Return unchanged the lines of the listing from the line containing "x-tick-label: 300 — [512, 492, 554, 510]" through the line containing "54, 536, 68]", including both of those lines.

▸ **Data extract**:
_ _ _ _ _

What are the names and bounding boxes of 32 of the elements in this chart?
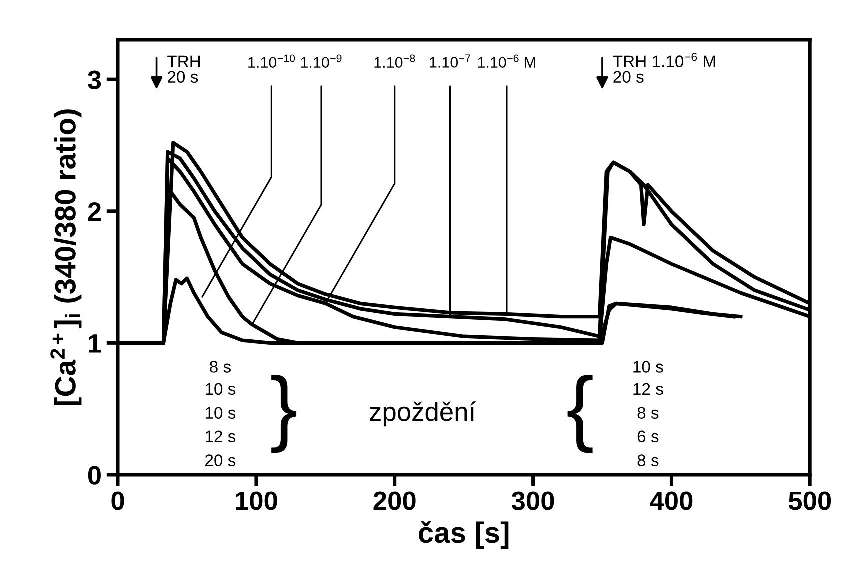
x-tick-label: 300 — [512, 492, 554, 510]
x-tick-label: 100 — [236, 492, 278, 510]
annotation: 20 s — [206, 454, 236, 466]
annotation: 8 s — [638, 454, 659, 466]
text: TRH 1.10$^{−6}$ M 20 s — [613, 52, 716, 84]
annotation: 1.10$^{−9}$ — [301, 54, 342, 68]
annotation: 12 s — [206, 430, 236, 443]
y-tick-label: 3 — [88, 70, 102, 90]
y-tick-label: 0 — [88, 466, 101, 485]
x-axis-title: čas [s] — [419, 521, 509, 549]
annotation: 1.10$^{−6}$ M — [478, 54, 536, 68]
x-tick-label: 200 — [374, 492, 416, 510]
annotation: 1.10$^{−7}$ — [430, 54, 470, 68]
annotation: 6 s — [638, 430, 659, 443]
y-tick-label: 1 — [89, 334, 102, 353]
annotation: 8 s — [638, 407, 659, 420]
annotation: 12 s — [634, 383, 664, 396]
y-tick-label: 2 — [88, 202, 101, 221]
annotation: 10 s — [206, 407, 236, 420]
annotation: 10 s — [634, 361, 664, 373]
annotation: zpoždění — [370, 402, 476, 427]
annotation: 1.10$^{−10}$ — [248, 54, 296, 68]
x-tick-label: 0 — [112, 492, 124, 510]
annotation: } — [272, 375, 297, 453]
annotation: 8 s — [210, 361, 231, 373]
annotation: { — [568, 375, 593, 453]
x-tick-label: 500 — [788, 492, 832, 510]
annotation: 10 s — [206, 383, 236, 396]
annotation: TRH 20 s — [168, 56, 200, 84]
y-axis-title: [Ca$^{2+}$]$_{i}$ (340/380 ratio) — [50, 110, 82, 406]
annotation: 1.10$^{−8}$ — [374, 54, 416, 68]
x-tick-label: 400 — [650, 492, 693, 510]
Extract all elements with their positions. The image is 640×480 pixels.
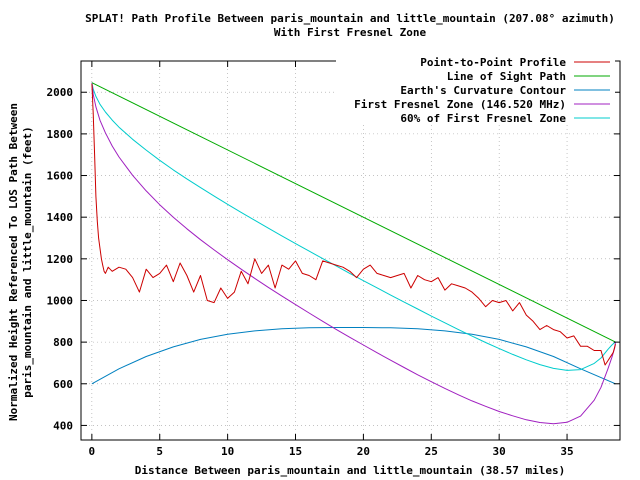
x-tick-label: 30 (493, 445, 506, 458)
series-layer (91, 82, 616, 425)
x-tick-label: 20 (357, 445, 370, 458)
tick-layer: 0 5 10 15 20 25 30 35 400 600 800 1000 1200 1400 1600 1… (47, 61, 620, 458)
series-line-3 (91, 82, 616, 425)
x-tick-label: 15 (289, 445, 302, 458)
series-line-4 (91, 82, 616, 371)
legend-entry-label: 60% of First Fresnel Zone (400, 112, 566, 125)
y-axis-label-line1: Normalized Height Referenced To LOS Path… (7, 103, 20, 421)
legend-entry-label: Line of Sight Path (447, 70, 566, 83)
x-tick-label: 10 (221, 445, 234, 458)
legend-entry-label: Earth's Curvature Contour (400, 84, 566, 97)
series-line-0 (91, 83, 616, 366)
y-tick-label: 1000 (47, 294, 74, 307)
legend-background (336, 54, 615, 124)
y-tick-label: 1600 (47, 170, 74, 183)
x-tick-label: 35 (560, 445, 573, 458)
x-axis-label: Distance Between paris_mountain and litt… (135, 464, 565, 477)
y-tick-label: 1200 (47, 253, 74, 266)
y-tick-label: 1400 (47, 211, 74, 224)
series-line-2 (91, 327, 616, 385)
x-tick-label: 0 (89, 445, 96, 458)
chart-title-line1: SPLAT! Path Profile Between paris_mounta… (85, 12, 615, 25)
x-tick-label: 5 (156, 445, 163, 458)
y-tick-label: 2000 (47, 86, 74, 99)
x-tick-label: 25 (425, 445, 438, 458)
y-tick-label: 1800 (47, 128, 74, 141)
y-tick-label: 600 (53, 378, 73, 391)
series-line-1 (91, 82, 616, 343)
legend-entry-label: Point-to-Point Profile (420, 56, 566, 69)
y-tick-label: 800 (53, 336, 73, 349)
y-axis-label-line2: paris_mountain and little_mountain (feet… (21, 126, 34, 398)
legend-entry-label: First Fresnel Zone (146.520 MHz) (354, 98, 566, 111)
chart-title-line2: With First Fresnel Zone (274, 26, 427, 39)
y-tick-label: 400 (53, 419, 73, 432)
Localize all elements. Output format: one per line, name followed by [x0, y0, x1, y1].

_ _ _ _ _

▸ **Reply to the exercise**:
x-tick-label: 300 — [512, 492, 554, 510]
x-tick-label: 100 — [236, 492, 278, 510]
annotation: 20 s — [206, 454, 236, 466]
annotation: 8 s — [638, 454, 659, 466]
text: TRH 1.10$^{−6}$ M 20 s — [613, 52, 716, 84]
annotation: 1.10$^{−9}$ — [301, 54, 342, 68]
annotation: 12 s — [206, 430, 236, 443]
y-tick-label: 3 — [88, 70, 102, 90]
y-tick-label: 0 — [88, 466, 101, 485]
x-axis-title: čas [s] — [419, 521, 509, 549]
annotation: 1.10$^{−6}$ M — [478, 54, 536, 68]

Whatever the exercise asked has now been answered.